- [WORK TO DO] Copy each line containing the word "hospital" from the records that follow, please.
— Begin MATERIAL SUPPLIED —
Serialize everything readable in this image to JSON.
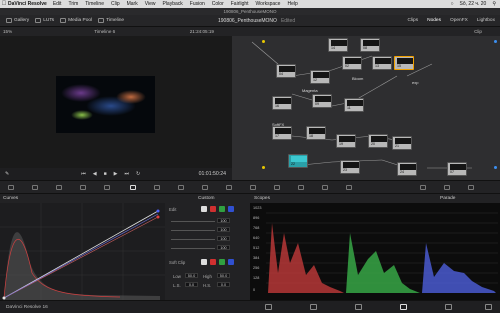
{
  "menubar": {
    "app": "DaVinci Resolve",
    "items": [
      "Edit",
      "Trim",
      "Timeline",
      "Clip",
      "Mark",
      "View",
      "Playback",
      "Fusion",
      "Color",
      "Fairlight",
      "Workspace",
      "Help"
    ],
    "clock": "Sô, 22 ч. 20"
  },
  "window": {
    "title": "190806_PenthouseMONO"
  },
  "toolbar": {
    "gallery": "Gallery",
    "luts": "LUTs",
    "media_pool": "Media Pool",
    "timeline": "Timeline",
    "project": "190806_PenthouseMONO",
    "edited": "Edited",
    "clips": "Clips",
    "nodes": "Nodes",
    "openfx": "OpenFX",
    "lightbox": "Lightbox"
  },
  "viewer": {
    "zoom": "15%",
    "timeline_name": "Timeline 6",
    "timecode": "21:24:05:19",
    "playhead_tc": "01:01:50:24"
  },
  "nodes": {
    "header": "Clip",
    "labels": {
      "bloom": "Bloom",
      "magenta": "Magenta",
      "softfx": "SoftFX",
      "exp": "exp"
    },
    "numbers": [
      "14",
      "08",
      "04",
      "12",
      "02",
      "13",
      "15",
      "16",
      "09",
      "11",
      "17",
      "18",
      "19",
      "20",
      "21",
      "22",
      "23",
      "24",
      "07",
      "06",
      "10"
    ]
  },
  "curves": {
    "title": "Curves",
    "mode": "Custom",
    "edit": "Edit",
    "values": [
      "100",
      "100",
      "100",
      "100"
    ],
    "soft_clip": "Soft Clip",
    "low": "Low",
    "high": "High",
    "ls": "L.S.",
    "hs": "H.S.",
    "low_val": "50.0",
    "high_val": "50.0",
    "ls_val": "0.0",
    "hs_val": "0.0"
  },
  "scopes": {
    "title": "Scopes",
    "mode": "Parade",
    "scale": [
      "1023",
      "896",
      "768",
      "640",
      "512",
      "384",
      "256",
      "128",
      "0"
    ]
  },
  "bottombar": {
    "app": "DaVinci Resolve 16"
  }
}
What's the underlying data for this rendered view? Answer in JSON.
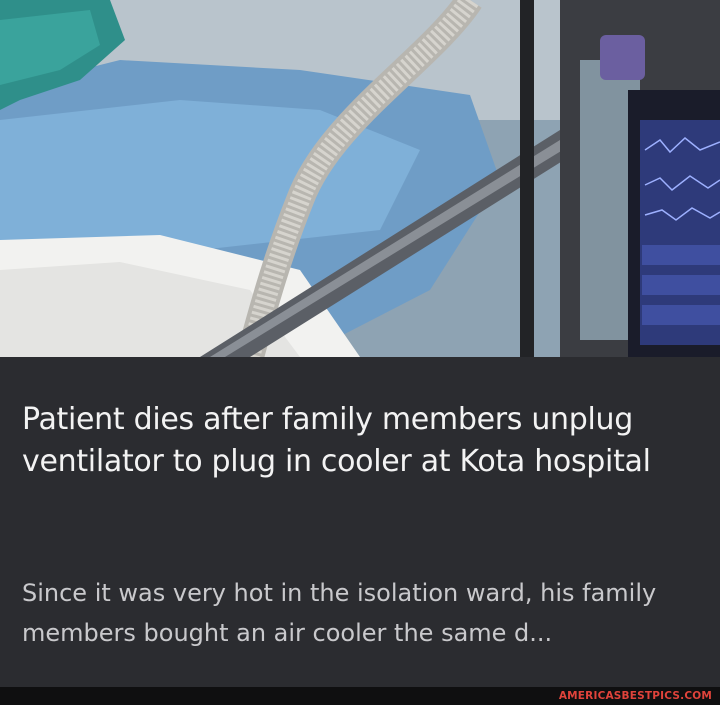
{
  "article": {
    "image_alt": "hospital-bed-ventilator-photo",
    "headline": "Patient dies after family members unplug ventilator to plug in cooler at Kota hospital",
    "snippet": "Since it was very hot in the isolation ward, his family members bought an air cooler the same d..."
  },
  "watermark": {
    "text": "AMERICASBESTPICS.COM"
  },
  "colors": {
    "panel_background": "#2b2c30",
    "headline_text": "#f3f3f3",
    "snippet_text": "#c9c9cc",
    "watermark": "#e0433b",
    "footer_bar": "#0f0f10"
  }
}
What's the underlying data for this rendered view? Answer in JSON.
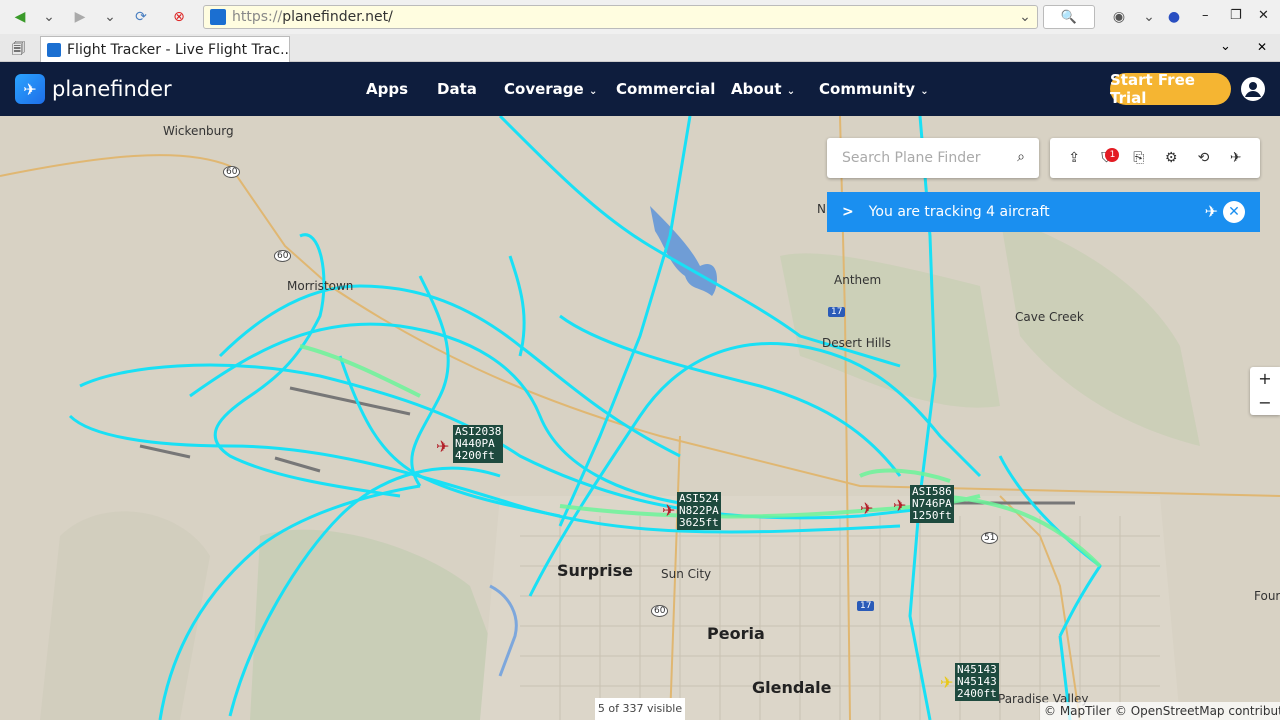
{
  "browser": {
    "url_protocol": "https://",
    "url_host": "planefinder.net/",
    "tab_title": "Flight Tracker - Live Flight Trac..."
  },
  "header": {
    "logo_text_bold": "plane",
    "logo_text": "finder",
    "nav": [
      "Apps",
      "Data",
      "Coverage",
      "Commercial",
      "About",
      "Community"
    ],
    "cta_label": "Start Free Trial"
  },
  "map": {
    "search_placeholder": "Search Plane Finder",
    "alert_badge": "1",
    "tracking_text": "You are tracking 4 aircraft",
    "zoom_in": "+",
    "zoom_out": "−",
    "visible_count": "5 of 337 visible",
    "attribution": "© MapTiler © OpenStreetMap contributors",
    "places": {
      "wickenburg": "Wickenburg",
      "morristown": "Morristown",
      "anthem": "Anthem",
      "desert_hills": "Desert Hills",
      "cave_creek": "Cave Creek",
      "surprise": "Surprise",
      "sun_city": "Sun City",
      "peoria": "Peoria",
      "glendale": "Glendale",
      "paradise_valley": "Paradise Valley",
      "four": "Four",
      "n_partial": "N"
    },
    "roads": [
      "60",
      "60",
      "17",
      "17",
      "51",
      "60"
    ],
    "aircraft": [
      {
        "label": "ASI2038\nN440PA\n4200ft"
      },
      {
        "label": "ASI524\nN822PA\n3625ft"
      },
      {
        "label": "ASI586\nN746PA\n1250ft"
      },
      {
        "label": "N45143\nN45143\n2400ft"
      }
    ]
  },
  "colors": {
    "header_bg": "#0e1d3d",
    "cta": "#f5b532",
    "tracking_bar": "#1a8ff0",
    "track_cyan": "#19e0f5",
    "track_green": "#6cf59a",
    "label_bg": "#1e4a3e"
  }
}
— End MATERIAL SUPPLIED —
- [SOLUTION FOR THIS EXERCISE]
    "image_alt": "hospital-bed-ventilator-photo",
    "headline": "Patient dies after family members unplug ventilator to plug in cooler at Kota hospital",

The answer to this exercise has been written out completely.